*Problem to work on*.
Note each line that includes the word "pequeña". Copy those lines.

========================

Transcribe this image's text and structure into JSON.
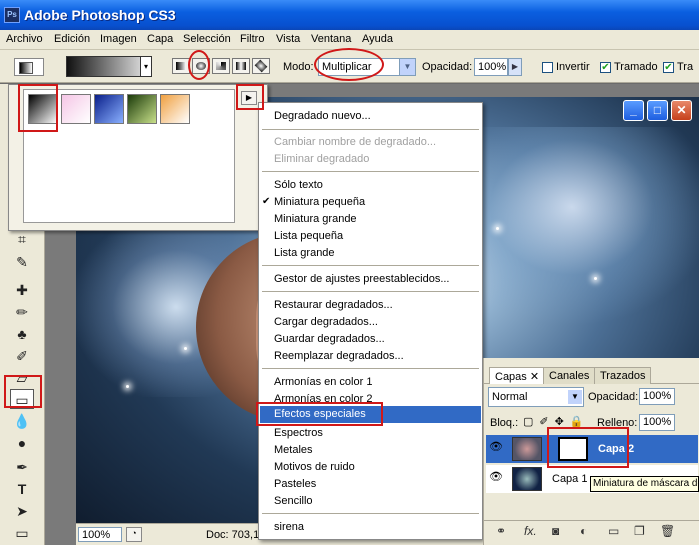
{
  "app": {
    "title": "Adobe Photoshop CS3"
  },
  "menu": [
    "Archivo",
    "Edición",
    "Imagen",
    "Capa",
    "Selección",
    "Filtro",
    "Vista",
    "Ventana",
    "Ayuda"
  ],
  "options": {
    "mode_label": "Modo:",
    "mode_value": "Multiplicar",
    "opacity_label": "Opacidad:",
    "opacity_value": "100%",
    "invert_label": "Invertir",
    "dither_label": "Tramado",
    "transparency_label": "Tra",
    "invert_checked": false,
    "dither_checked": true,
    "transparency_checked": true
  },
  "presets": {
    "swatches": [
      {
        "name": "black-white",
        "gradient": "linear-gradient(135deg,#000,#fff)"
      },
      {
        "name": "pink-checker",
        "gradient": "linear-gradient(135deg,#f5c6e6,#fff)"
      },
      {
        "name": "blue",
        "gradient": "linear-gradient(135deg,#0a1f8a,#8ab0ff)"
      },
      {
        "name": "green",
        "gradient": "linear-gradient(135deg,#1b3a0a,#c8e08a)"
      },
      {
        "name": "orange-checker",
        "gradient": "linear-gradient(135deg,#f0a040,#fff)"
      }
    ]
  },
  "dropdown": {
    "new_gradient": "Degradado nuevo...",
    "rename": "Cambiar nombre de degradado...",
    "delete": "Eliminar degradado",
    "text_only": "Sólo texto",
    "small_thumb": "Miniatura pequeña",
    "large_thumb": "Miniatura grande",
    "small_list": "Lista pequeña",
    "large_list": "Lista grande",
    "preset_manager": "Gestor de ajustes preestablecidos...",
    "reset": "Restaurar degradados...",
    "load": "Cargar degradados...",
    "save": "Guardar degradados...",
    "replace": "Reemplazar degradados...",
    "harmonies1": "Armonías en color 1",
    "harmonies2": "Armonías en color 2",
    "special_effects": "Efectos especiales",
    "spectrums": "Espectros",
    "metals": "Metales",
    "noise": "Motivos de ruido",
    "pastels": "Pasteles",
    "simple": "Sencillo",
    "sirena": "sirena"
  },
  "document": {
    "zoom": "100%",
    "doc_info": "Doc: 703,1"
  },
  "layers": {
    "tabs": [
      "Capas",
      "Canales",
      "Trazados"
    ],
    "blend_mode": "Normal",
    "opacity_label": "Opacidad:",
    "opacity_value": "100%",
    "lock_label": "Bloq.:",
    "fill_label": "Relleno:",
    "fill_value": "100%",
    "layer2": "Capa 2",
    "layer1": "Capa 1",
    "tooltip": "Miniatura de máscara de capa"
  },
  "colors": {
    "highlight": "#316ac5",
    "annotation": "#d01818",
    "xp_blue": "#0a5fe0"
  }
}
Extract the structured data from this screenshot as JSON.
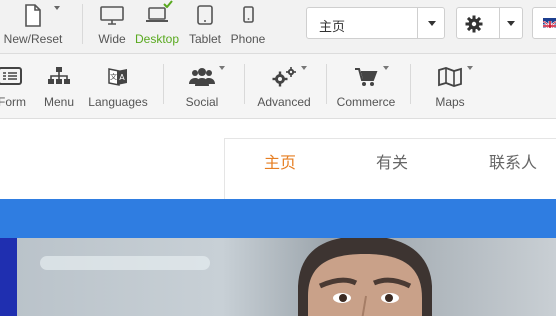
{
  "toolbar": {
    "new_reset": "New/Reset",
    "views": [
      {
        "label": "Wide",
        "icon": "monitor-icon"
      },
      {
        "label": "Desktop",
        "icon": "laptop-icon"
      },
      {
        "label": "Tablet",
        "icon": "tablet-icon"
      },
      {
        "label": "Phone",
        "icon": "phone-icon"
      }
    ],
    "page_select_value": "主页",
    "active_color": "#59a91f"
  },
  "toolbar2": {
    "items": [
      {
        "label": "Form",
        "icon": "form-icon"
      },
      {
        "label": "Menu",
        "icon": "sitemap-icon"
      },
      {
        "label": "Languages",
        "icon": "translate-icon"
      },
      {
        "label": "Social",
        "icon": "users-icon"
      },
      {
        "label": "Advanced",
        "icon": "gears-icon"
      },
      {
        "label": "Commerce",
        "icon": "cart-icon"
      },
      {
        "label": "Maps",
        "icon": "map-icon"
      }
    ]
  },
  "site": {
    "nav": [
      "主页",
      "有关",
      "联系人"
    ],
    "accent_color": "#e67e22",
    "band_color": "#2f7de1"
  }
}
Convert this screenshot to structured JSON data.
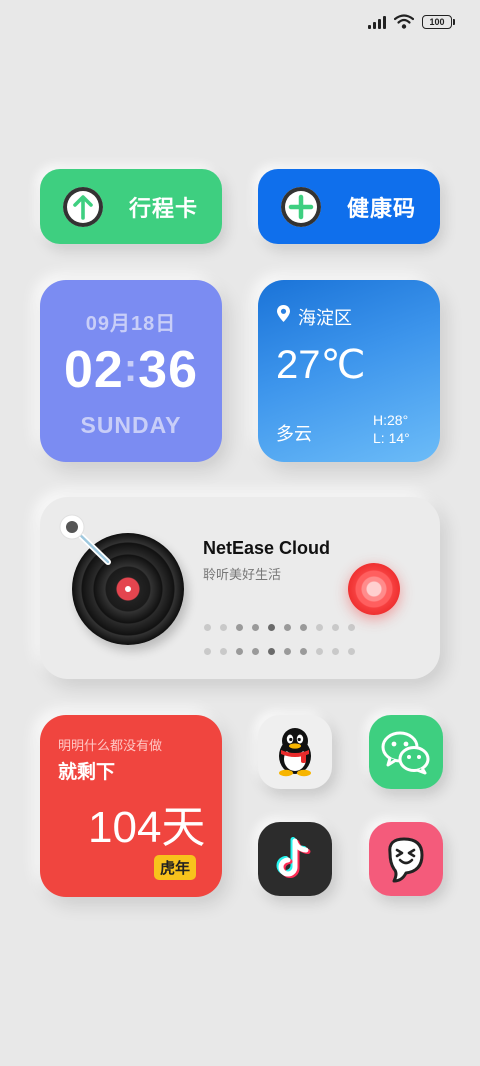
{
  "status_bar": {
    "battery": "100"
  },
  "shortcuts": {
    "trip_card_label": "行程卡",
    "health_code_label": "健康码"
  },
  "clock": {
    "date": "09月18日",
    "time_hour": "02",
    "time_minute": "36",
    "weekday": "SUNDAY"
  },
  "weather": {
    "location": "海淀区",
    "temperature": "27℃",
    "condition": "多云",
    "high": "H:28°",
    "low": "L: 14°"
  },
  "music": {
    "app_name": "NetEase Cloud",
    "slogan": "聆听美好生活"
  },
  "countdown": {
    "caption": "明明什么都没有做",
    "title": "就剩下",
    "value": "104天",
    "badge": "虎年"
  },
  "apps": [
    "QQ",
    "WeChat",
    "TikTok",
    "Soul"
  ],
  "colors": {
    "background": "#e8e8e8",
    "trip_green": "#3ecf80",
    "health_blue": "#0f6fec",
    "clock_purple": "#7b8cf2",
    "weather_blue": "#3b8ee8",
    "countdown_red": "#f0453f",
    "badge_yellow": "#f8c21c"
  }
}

========================

*Reply to the exercise*.
    "small_thumb": "Miniatura pequeña",
    "small_list": "Lista pequeña",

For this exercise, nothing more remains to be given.